* START GIVEN DATA *

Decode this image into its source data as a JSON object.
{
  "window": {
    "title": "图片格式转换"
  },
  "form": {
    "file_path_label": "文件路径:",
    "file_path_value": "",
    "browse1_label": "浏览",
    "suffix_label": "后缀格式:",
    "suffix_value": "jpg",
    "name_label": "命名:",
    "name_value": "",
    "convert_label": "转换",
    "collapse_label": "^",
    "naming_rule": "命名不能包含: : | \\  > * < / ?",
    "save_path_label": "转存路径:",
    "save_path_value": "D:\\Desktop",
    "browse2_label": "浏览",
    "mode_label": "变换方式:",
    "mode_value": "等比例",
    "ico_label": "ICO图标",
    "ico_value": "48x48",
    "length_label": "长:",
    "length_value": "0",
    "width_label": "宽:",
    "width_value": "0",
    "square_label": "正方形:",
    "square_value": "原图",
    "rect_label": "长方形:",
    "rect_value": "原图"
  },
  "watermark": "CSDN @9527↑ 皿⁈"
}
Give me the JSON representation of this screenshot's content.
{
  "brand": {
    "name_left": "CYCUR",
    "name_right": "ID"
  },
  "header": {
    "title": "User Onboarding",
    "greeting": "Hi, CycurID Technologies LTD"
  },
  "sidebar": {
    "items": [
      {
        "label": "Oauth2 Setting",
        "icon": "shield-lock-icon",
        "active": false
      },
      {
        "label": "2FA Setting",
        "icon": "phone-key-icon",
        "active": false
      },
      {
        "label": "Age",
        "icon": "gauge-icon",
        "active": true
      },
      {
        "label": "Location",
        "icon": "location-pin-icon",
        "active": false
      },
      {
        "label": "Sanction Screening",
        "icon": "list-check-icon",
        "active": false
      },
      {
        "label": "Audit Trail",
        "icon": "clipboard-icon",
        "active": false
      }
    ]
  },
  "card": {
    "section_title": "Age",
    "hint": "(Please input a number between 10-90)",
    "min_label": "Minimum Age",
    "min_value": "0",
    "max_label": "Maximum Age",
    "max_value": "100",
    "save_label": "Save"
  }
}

* END GIVEN DATA *

**EXERCISE DETAILS**
Your task is to print the whole listing again exactly.

**RESULT BELOW**
Decode this image into its source data as a JSON object.
{
  "window": {
    "title": "图片格式转换"
  },
  "form": {
    "file_path_label": "文件路径:",
    "file_path_value": "",
    "browse1_label": "浏览",
    "suffix_label": "后缀格式:",
    "suffix_value": "jpg",
    "name_label": "命名:",
    "name_value": "",
    "convert_label": "转换",
    "collapse_label": "^",
    "naming_rule": "命名不能包含: : | \\  > * < / ?",
    "save_path_label": "转存路径:",
    "save_path_value": "D:\\Desktop",
    "browse2_label": "浏览",
    "mode_label": "变换方式:",
    "mode_value": "等比例",
    "ico_label": "ICO图标",
    "ico_value": "48x48",
    "length_label": "长:",
    "length_value": "0",
    "width_label": "宽:",
    "width_value": "0",
    "square_label": "正方形:",
    "square_value": "原图",
    "rect_label": "长方形:",
    "rect_value": "原图"
  },
  "watermark": "CSDN @9527↑ 皿⁈"
}
Give me the JSON representation of this screenshot's content.
{
  "brand": {
    "name_left": "CYCUR",
    "name_right": "ID"
  },
  "header": {
    "title": "User Onboarding",
    "greeting": "Hi, CycurID Technologies LTD"
  },
  "sidebar": {
    "items": [
      {
        "label": "Oauth2 Setting",
        "icon": "shield-lock-icon",
        "active": false
      },
      {
        "label": "2FA Setting",
        "icon": "phone-key-icon",
        "active": false
      },
      {
        "label": "Age",
        "icon": "gauge-icon",
        "active": true
      },
      {
        "label": "Location",
        "icon": "location-pin-icon",
        "active": false
      },
      {
        "label": "Sanction Screening",
        "icon": "list-check-icon",
        "active": false
      },
      {
        "label": "Audit Trail",
        "icon": "clipboard-icon",
        "active": false
      }
    ]
  },
  "card": {
    "section_title": "Age",
    "hint": "(Please input a number between 10-90)",
    "min_label": "Minimum Age",
    "min_value": "0",
    "max_label": "Maximum Age",
    "max_value": "100",
    "save_label": "Save"
  }
}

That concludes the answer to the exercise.